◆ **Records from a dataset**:
%%

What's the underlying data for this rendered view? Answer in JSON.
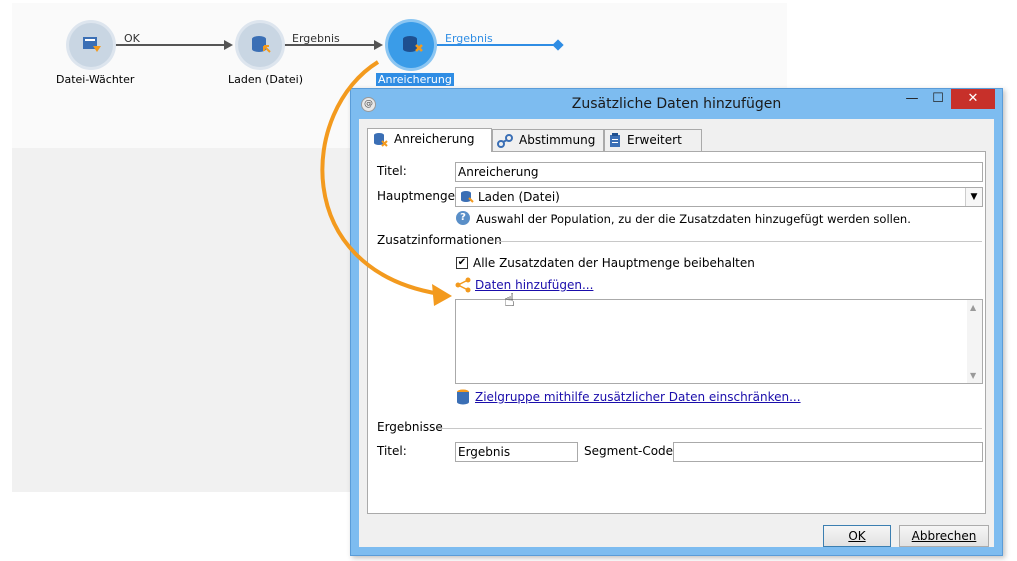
{
  "workflow": {
    "nodes": [
      {
        "label": "Datei-Wächter",
        "icon": "file-watcher-icon"
      },
      {
        "label": "Laden (Datei)",
        "icon": "load-file-icon"
      },
      {
        "label": "Anreicherung",
        "icon": "enrichment-icon"
      }
    ],
    "edges": [
      {
        "label": "OK"
      },
      {
        "label": "Ergebnis"
      },
      {
        "label": "Ergebnis"
      }
    ]
  },
  "dialog": {
    "title": "Zusätzliche Daten hinzufügen",
    "window_buttons": {
      "minimize": "—",
      "maximize": "☐",
      "close": "✕"
    },
    "tabs": [
      {
        "label": "Anreicherung",
        "icon": "enrichment-icon",
        "active": true
      },
      {
        "label": "Abstimmung",
        "icon": "link-icon",
        "active": false
      },
      {
        "label": "Erweitert",
        "icon": "clipboard-icon",
        "active": false
      }
    ],
    "title_label": "Titel:",
    "title_value": "Anreicherung",
    "main_set_label": "Hauptmenge:",
    "main_set_value": "Laden (Datei)",
    "main_set_help": "Auswahl der Population, zu der die Zusatzdaten hinzugefügt werden sollen.",
    "additional_section": "Zusatzinformationen",
    "keep_all_checkbox": {
      "label": "Alle Zusatzdaten der Hauptmenge beibehalten",
      "checked": true
    },
    "add_data_link": "Daten hinzufügen...",
    "restrict_link": "Zielgruppe mithilfe zusätzlicher Daten einschränken...",
    "results_section": "Ergebnisse",
    "result_title_label": "Titel:",
    "result_title_value": "Ergebnis",
    "segment_code_label": "Segment-Code:",
    "segment_code_value": "",
    "ok_button": "OK",
    "cancel_button": "Abbrechen"
  },
  "colors": {
    "accent": "#2f8de4",
    "arrow": "#f39a1e",
    "titlebar": "#7dbcf0",
    "close": "#c7302a"
  }
}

%%

◆ **Given request**: Leaving out the pictures, repeat the data above exactly.

◆ **Task result**:
What's the underlying data for this rendered view? Answer in JSON.
{
  "workflow": {
    "nodes": [
      {
        "label": "Datei-Wächter",
        "icon": "file-watcher-icon"
      },
      {
        "label": "Laden (Datei)",
        "icon": "load-file-icon"
      },
      {
        "label": "Anreicherung",
        "icon": "enrichment-icon"
      }
    ],
    "edges": [
      {
        "label": "OK"
      },
      {
        "label": "Ergebnis"
      },
      {
        "label": "Ergebnis"
      }
    ]
  },
  "dialog": {
    "title": "Zusätzliche Daten hinzufügen",
    "window_buttons": {
      "minimize": "—",
      "maximize": "☐",
      "close": "✕"
    },
    "tabs": [
      {
        "label": "Anreicherung",
        "icon": "enrichment-icon",
        "active": true
      },
      {
        "label": "Abstimmung",
        "icon": "link-icon",
        "active": false
      },
      {
        "label": "Erweitert",
        "icon": "clipboard-icon",
        "active": false
      }
    ],
    "title_label": "Titel:",
    "title_value": "Anreicherung",
    "main_set_label": "Hauptmenge:",
    "main_set_value": "Laden (Datei)",
    "main_set_help": "Auswahl der Population, zu der die Zusatzdaten hinzugefügt werden sollen.",
    "additional_section": "Zusatzinformationen",
    "keep_all_checkbox": {
      "label": "Alle Zusatzdaten der Hauptmenge beibehalten",
      "checked": true
    },
    "add_data_link": "Daten hinzufügen...",
    "restrict_link": "Zielgruppe mithilfe zusätzlicher Daten einschränken...",
    "results_section": "Ergebnisse",
    "result_title_label": "Titel:",
    "result_title_value": "Ergebnis",
    "segment_code_label": "Segment-Code:",
    "segment_code_value": "",
    "ok_button": "OK",
    "cancel_button": "Abbrechen"
  },
  "colors": {
    "accent": "#2f8de4",
    "arrow": "#f39a1e",
    "titlebar": "#7dbcf0",
    "close": "#c7302a"
  }
}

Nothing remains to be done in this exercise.